EXCERPTED RECORDS:
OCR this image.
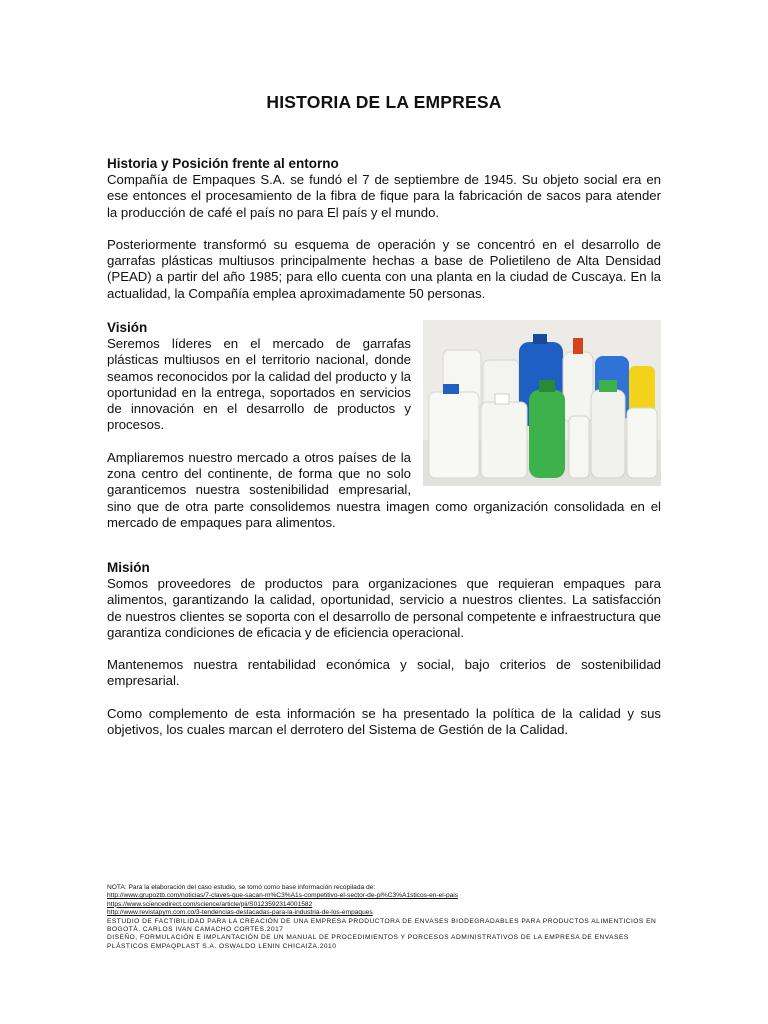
HISTORIA DE LA EMPRESA
Historia y Posición frente al entorno

Compañía de Empaques S.A. se fundó el 7 de septiembre de 1945. Su objeto social era en ese entonces el procesamiento de la fibra de fique para la fabricación de sacos para atender la producción de café el país no para El país y el mundo.

Posteriormente transformó su esquema de operación y se concentró en el desarrollo de garrafas plásticas multiusos principalmente hechas a base de Polietileno de Alta Densidad (PEAD) a partir del año 1985; para ello cuenta con una planta en la ciudad de Cuscaya. En la actualidad, la Compañía emplea aproximadamente 50 personas.

Visión

Seremos líderes en el mercado de garrafas plásticas multiusos en el territorio nacional, donde seamos reconocidos por la calidad del producto y la oportunidad en la entrega, soportados en servicios de innovación en el desarrollo de productos y procesos.

Ampliaremos nuestro mercado a otros países de la zona centro del continente, de forma que no solo garanticemos nuestra sostenibilidad empresarial, sino que de otra parte consolidemos nuestra imagen como organización consolidada en el mercado de empaques para alimentos.

Misión

Somos proveedores de productos para organizaciones que requieran empaques para alimentos, garantizando la calidad, oportunidad, servicio a nuestros clientes. La satisfacción de nuestros clientes se soporta con el desarrollo de personal competente e infraestructura que garantiza condiciones de eficacia y de eficiencia operacional.

Mantenemos nuestra rentabilidad económica y social, bajo criterios de sostenibilidad empresarial.

Como complemento de esta información se ha presentado la política de la calidad y sus objetivos, los cuales marcan el derrotero del Sistema de Gestión de la Calidad.

NOTA: Para la elaboración del caso estudio, se tomó como base información recopilada de:
http://www.grupoztb.com/noticias/7-claves-que-sacan-m%C3%A1s-competitivo-el-sector-de-pl%C3%A1sticos-en-el-pais
https://www.sciencedirect.com/science/article/pii/S0123592314001582
http://www.revistapym.com.co/3-tendencias-destacadas-para-la-industria-de-los-empaques
ESTUDIO DE FACTIBILIDAD PARA LA CREACIÓN DE UNA EMPRESA PRODUCTORA DE ENVASES BIODEGRADABLES PARA PRODUCTOS ALIMENTICIOS EN BOGOTÁ. CARLOS IVAN CAMACHO CORTES.2017
DISEÑO, FORMULACIÓN E IMPLANTACIÓN DE UN MANUAL DE PROCEDIMIENTOS Y PORCESOS ADMINISTRATIVOS DE LA EMPRESA DE ENVASES PLÁSTICOS EMPAQPLAST S.A. OSWALDO LENIN CHICAIZA.2010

TO DO: Of the lines in the entries above, how many include "sostenibilidad"? Only the number should be given.

WORKED SOLUTION: 2